### Source records
## BEGIN

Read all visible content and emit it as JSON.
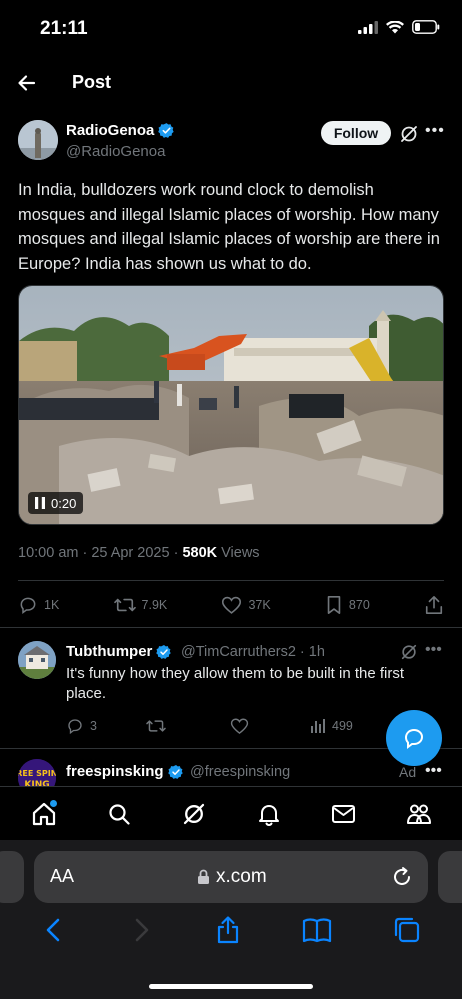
{
  "status_bar": {
    "time": "21:11"
  },
  "header": {
    "title": "Post",
    "back_icon": "arrow-left-icon"
  },
  "post": {
    "author": {
      "name": "RadioGenoa",
      "handle": "@RadioGenoa",
      "verified": true,
      "follow_label": "Follow"
    },
    "text": "In India, bulldozers work round clock to demolish mosques and illegal Islamic places of worship. How many mosques and illegal Islamic places of worship are there in Europe? India has shown us what to do.",
    "video": {
      "duration": "0:20"
    },
    "timestamp": "10:00 am · 25 Apr 2025 · ",
    "views_count": "580K",
    "views_label": " Views",
    "actions": {
      "replies": "1K",
      "reposts": "7.9K",
      "likes": "37K",
      "bookmarks": "870"
    }
  },
  "reply": {
    "name": "Tubthumper",
    "handle": "@TimCarruthers2 · 1h",
    "verified": true,
    "text": "It's funny how they allow them to be built in the first place.",
    "actions": {
      "replies": "3",
      "views": "499"
    }
  },
  "ad": {
    "name": "freespinsking",
    "handle": "@freespinsking",
    "label": "Ad",
    "avatar_text": "FREE SPINS KING"
  },
  "tabbar": [
    "home-icon",
    "search-icon",
    "grok-icon",
    "notifications-icon",
    "messages-icon",
    "communities-icon"
  ],
  "safari": {
    "aa_label": "AA",
    "url": "x.com"
  },
  "colors": {
    "accent": "#1d9bf0",
    "muted": "#71767b",
    "background": "#000000"
  }
}
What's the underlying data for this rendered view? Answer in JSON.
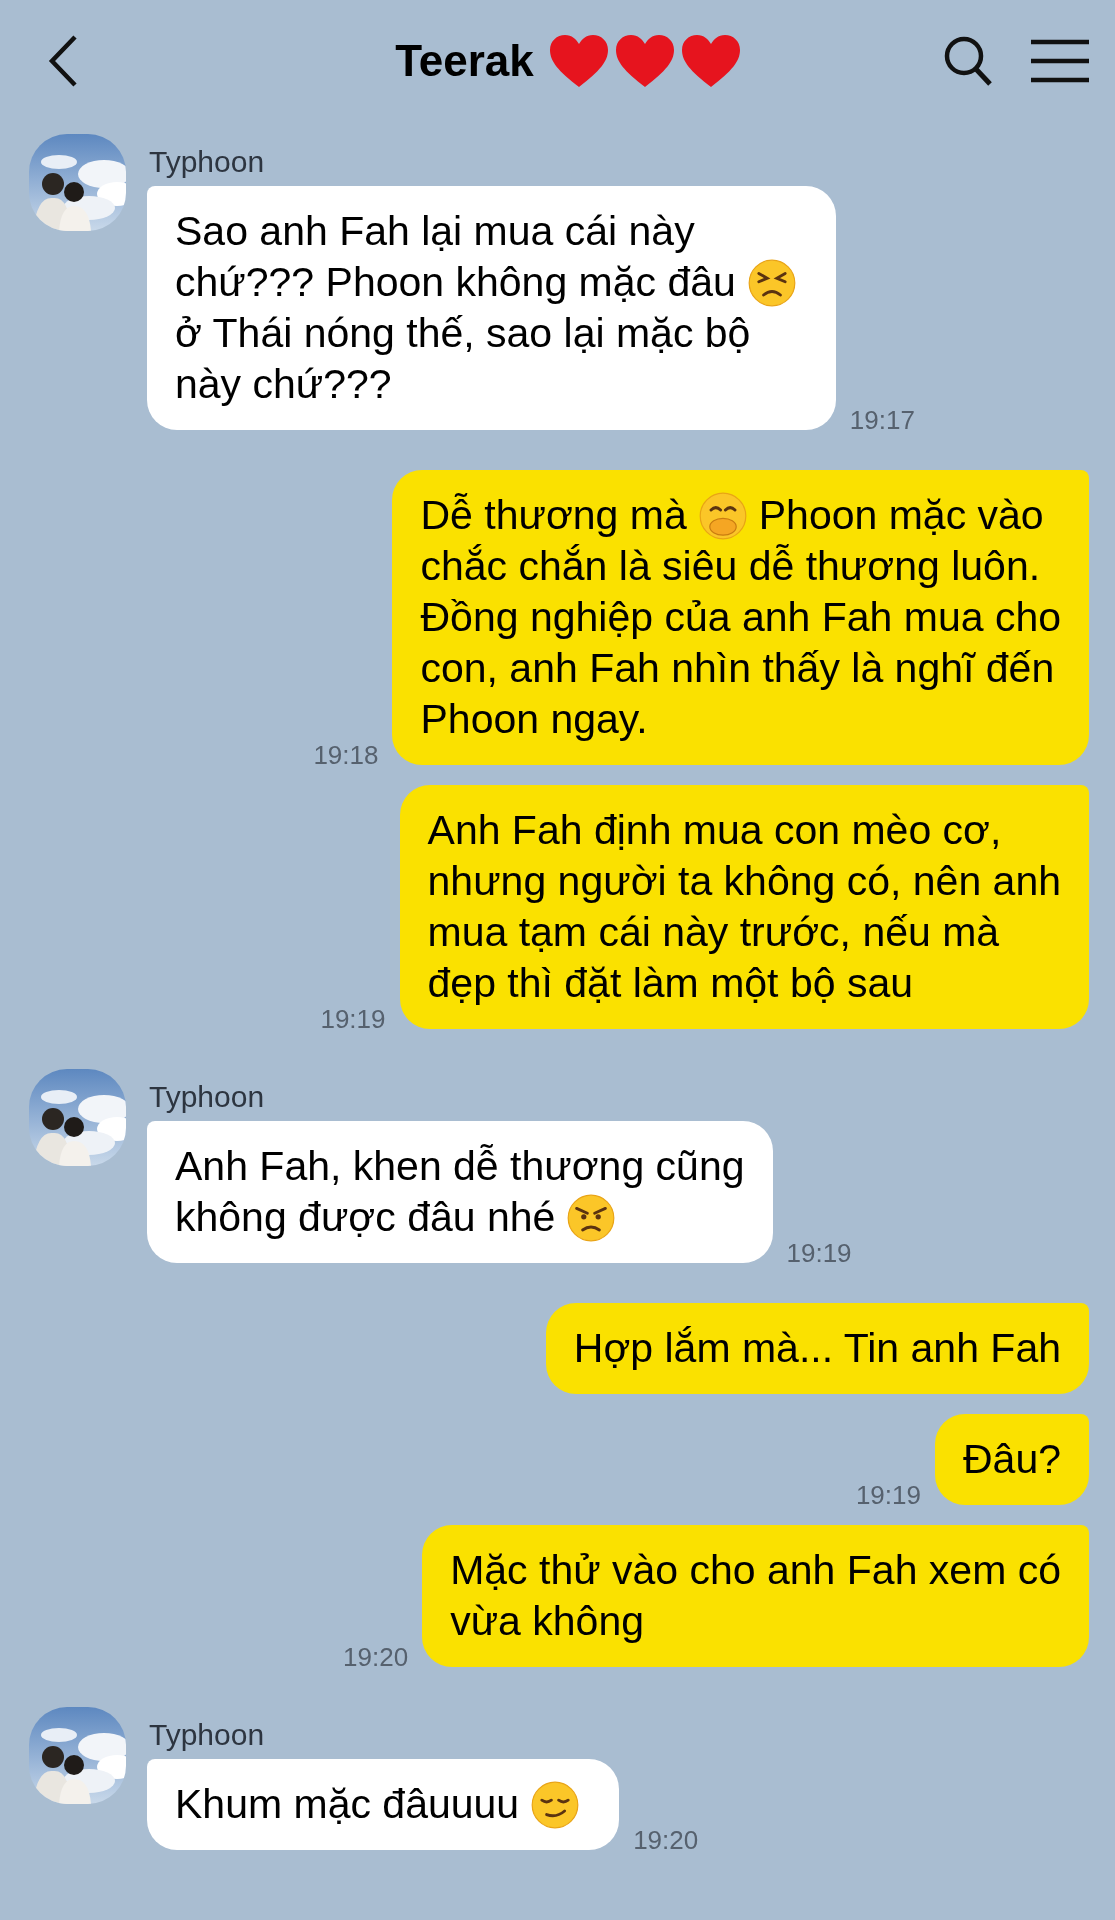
{
  "header": {
    "title": {
      "text": "Teerak",
      "icons": [
        {
          "kind": "heart"
        },
        {
          "kind": "heart"
        },
        {
          "kind": "heart"
        }
      ]
    }
  },
  "messages": [
    {
      "kind": "received",
      "name": "Typhoon",
      "time": "19:17",
      "lines": [
        [
          {
            "kind": "text",
            "text": "Sao anh Fah lại mua cái này"
          }
        ],
        [
          {
            "kind": "text",
            "text": "chứ??? Phoon không mặc đâu"
          },
          {
            "kind": "tired-face"
          }
        ],
        [
          {
            "kind": "text",
            "text": "ở Thái nóng thế, sao lại mặc bộ"
          }
        ],
        [
          {
            "kind": "text",
            "text": "này chứ???"
          }
        ]
      ]
    },
    {
      "kind": "sent",
      "time": "19:18",
      "lines": [
        [
          {
            "kind": "text",
            "text": "Dễ thương mà"
          },
          {
            "kind": "hand-over-mouth"
          },
          {
            "kind": "text",
            "text": "Phoon mặc vào"
          }
        ],
        [
          {
            "kind": "text",
            "text": "chắc chắn là siêu dễ thương luôn."
          }
        ],
        [
          {
            "kind": "text",
            "text": "Đồng nghiệp của anh Fah mua cho"
          }
        ],
        [
          {
            "kind": "text",
            "text": "con, anh Fah nhìn thấy là nghĩ đến"
          }
        ],
        [
          {
            "kind": "text",
            "text": "Phoon ngay."
          }
        ]
      ]
    },
    {
      "kind": "sent",
      "time": "19:19",
      "lines": [
        [
          {
            "kind": "text",
            "text": "Anh Fah định mua con mèo cơ,"
          }
        ],
        [
          {
            "kind": "text",
            "text": "nhưng người ta không có, nên anh"
          }
        ],
        [
          {
            "kind": "text",
            "text": "mua tạm cái này trước, nếu mà"
          }
        ],
        [
          {
            "kind": "text",
            "text": "đẹp thì đặt làm một bộ sau"
          }
        ]
      ]
    },
    {
      "kind": "received",
      "name": "Typhoon",
      "time": "19:19",
      "lines": [
        [
          {
            "kind": "text",
            "text": "Anh Fah, khen dễ thương cũng"
          }
        ],
        [
          {
            "kind": "text",
            "text": "không được đâu nhé"
          },
          {
            "kind": "angry-face"
          }
        ]
      ]
    },
    {
      "kind": "sent",
      "lines": [
        [
          {
            "kind": "text",
            "text": "Hợp lắm mà... Tin anh Fah"
          }
        ]
      ]
    },
    {
      "kind": "sent",
      "time": "19:19",
      "lines": [
        [
          {
            "kind": "text",
            "text": "Đâu?"
          }
        ]
      ]
    },
    {
      "kind": "sent",
      "time": "19:20",
      "lines": [
        [
          {
            "kind": "text",
            "text": "Mặc thử vào cho anh Fah xem có"
          }
        ],
        [
          {
            "kind": "text",
            "text": "vừa không"
          }
        ]
      ]
    },
    {
      "kind": "received",
      "name": "Typhoon",
      "time": "19:20",
      "lines": [
        [
          {
            "kind": "text",
            "text": "Khum mặc đâuuuu"
          },
          {
            "kind": "smirk-face"
          }
        ]
      ]
    }
  ]
}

## END

### Given task
Locate each line with the word "face" and copy it.

### Written reply
            "kind": "tired-face"
            "kind": "angry-face"
            "kind": "smirk-face"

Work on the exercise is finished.